*Task*. Reproduce every line of the listing below word for word, omitting the pictures.

*Available records*.
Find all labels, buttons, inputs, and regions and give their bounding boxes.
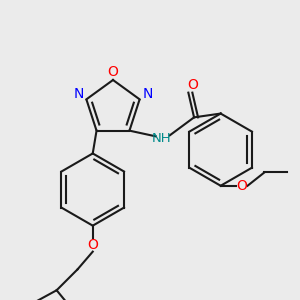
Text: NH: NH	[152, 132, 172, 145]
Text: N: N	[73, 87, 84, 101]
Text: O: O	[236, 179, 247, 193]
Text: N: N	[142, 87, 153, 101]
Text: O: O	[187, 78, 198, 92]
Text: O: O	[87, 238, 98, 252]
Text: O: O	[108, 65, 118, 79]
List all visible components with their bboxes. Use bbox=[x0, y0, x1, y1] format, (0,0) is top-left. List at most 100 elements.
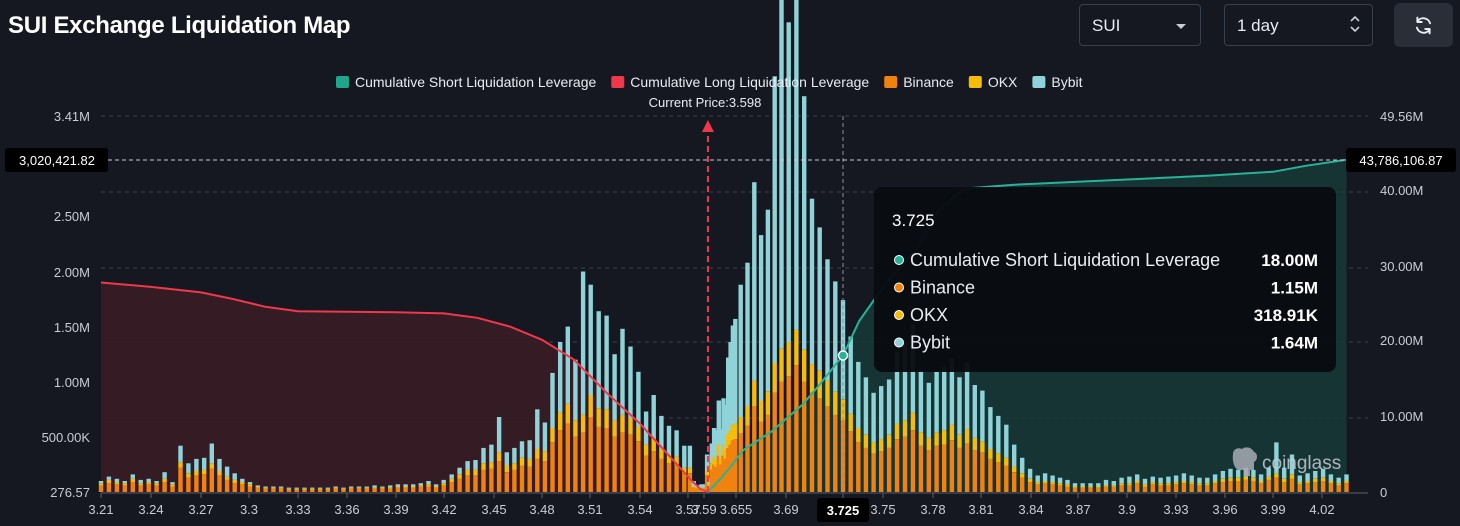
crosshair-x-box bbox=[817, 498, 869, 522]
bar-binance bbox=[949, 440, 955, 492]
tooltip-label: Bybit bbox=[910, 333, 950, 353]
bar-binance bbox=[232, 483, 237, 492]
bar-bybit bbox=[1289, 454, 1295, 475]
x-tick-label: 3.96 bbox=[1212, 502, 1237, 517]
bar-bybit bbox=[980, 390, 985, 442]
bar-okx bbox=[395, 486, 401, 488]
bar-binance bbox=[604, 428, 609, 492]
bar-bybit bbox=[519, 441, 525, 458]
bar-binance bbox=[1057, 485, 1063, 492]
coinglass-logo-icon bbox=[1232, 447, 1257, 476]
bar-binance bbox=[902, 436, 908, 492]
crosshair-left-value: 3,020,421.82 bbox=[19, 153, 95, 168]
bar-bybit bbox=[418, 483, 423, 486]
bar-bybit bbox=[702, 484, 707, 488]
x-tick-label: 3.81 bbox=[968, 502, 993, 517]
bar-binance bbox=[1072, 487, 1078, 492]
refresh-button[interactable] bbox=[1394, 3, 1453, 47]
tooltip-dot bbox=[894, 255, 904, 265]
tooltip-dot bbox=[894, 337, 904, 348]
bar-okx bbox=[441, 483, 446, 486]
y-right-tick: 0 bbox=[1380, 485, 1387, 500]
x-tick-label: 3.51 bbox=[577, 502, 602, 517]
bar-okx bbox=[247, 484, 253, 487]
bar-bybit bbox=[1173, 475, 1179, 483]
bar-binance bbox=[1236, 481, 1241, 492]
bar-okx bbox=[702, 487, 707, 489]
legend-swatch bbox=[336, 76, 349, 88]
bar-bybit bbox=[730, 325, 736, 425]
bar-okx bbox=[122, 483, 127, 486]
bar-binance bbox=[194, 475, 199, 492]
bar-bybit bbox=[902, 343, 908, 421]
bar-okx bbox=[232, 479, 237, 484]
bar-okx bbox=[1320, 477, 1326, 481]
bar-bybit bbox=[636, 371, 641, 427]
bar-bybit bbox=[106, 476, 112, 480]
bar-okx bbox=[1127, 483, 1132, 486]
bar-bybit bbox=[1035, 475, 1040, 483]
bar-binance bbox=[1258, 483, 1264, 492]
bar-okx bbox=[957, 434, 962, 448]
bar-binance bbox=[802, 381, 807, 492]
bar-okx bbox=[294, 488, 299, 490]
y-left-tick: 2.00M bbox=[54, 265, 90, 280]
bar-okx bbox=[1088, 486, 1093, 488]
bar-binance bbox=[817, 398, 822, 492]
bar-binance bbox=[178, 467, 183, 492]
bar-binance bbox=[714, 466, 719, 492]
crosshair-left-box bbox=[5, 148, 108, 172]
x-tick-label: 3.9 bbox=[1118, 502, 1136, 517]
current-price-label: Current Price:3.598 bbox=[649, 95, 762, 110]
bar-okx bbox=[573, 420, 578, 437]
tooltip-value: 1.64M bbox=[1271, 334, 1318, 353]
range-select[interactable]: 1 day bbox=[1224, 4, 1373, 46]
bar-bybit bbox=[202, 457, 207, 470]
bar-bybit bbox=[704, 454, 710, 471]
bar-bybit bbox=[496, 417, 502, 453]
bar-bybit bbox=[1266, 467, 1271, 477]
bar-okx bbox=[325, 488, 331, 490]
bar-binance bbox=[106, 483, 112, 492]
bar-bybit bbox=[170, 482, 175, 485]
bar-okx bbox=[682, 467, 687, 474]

*Full output*.
Find all labels, buttons, inputs, and regions and give their bounding boxes.
Text: NH: NH	[152, 132, 172, 145]
Text: N: N	[73, 87, 84, 101]
Text: O: O	[236, 179, 247, 193]
Text: N: N	[142, 87, 153, 101]
Text: O: O	[187, 78, 198, 92]
Text: O: O	[87, 238, 98, 252]
Text: O: O	[108, 65, 118, 79]
List all visible components with their bboxes. Use bbox=[x0, y0, x1, y1] format, (0,0) is top-left. List at most 100 elements.
crosshair-x-box bbox=[817, 498, 869, 522]
bar-binance bbox=[949, 440, 955, 492]
tooltip-label: Bybit bbox=[910, 333, 950, 353]
bar-binance bbox=[232, 483, 237, 492]
bar-bybit bbox=[1289, 454, 1295, 475]
x-tick-label: 3.96 bbox=[1212, 502, 1237, 517]
bar-bybit bbox=[980, 390, 985, 442]
bar-okx bbox=[395, 486, 401, 488]
bar-binance bbox=[604, 428, 609, 492]
bar-bybit bbox=[519, 441, 525, 458]
bar-binance bbox=[1057, 485, 1063, 492]
coinglass-logo-icon bbox=[1232, 447, 1257, 476]
bar-binance bbox=[902, 436, 908, 492]
crosshair-left-value: 3,020,421.82 bbox=[19, 153, 95, 168]
bar-bybit bbox=[418, 483, 423, 486]
bar-bybit bbox=[702, 484, 707, 488]
x-tick-label: 3.81 bbox=[968, 502, 993, 517]
bar-binance bbox=[1072, 487, 1078, 492]
refresh-button[interactable] bbox=[1394, 3, 1453, 47]
tooltip-dot bbox=[894, 255, 904, 265]
tooltip-dot bbox=[894, 337, 904, 348]
bar-okx bbox=[441, 483, 446, 486]
y-right-tick: 0 bbox=[1380, 485, 1387, 500]
x-tick-label: 3.51 bbox=[577, 502, 602, 517]
bar-okx bbox=[247, 484, 253, 487]
bar-bybit bbox=[1173, 475, 1179, 483]
bar-binance bbox=[1236, 481, 1241, 492]
bar-okx bbox=[702, 487, 707, 489]
legend-swatch bbox=[336, 76, 349, 88]
bar-bybit bbox=[730, 325, 736, 425]
bar-okx bbox=[122, 483, 127, 486]
bar-binance bbox=[194, 475, 199, 492]
bar-bybit bbox=[902, 343, 908, 421]
bar-okx bbox=[232, 479, 237, 484]
bar-okx bbox=[1320, 477, 1326, 481]
bar-bybit bbox=[636, 371, 641, 427]
bar-bybit bbox=[106, 476, 112, 480]
bar-okx bbox=[1127, 483, 1132, 486]
bar-bybit bbox=[1035, 475, 1040, 483]
bar-binance bbox=[1258, 483, 1264, 492]
bar-okx bbox=[957, 434, 962, 448]
bar-binance bbox=[802, 381, 807, 492]
bar-okx bbox=[294, 488, 299, 490]
y-left-tick: 2.00M bbox=[54, 265, 90, 280]
bar-okx bbox=[1088, 486, 1093, 488]
bar-binance bbox=[817, 398, 822, 492]
bar-binance bbox=[178, 467, 183, 492]
bar-binance bbox=[714, 466, 719, 492]
crosshair-left-box bbox=[5, 148, 108, 172]
x-tick-label: 3.9 bbox=[1118, 502, 1136, 517]
current-price-label: Current Price:3.598 bbox=[649, 95, 762, 110]
bar-okx bbox=[573, 420, 578, 437]
tooltip-value: 1.64M bbox=[1271, 334, 1318, 353]
range-select[interactable]: 1 day bbox=[1224, 4, 1373, 46]
bar-bybit bbox=[202, 457, 207, 470]
bar-bybit bbox=[704, 454, 710, 471]
bar-bybit bbox=[496, 417, 502, 453]
bar-bybit bbox=[1266, 467, 1271, 477]
bar-okx bbox=[325, 488, 331, 490]
bar-binance bbox=[106, 483, 112, 492]
bar-bybit bbox=[170, 482, 175, 485]
bar-okx bbox=[682, 467, 687, 474]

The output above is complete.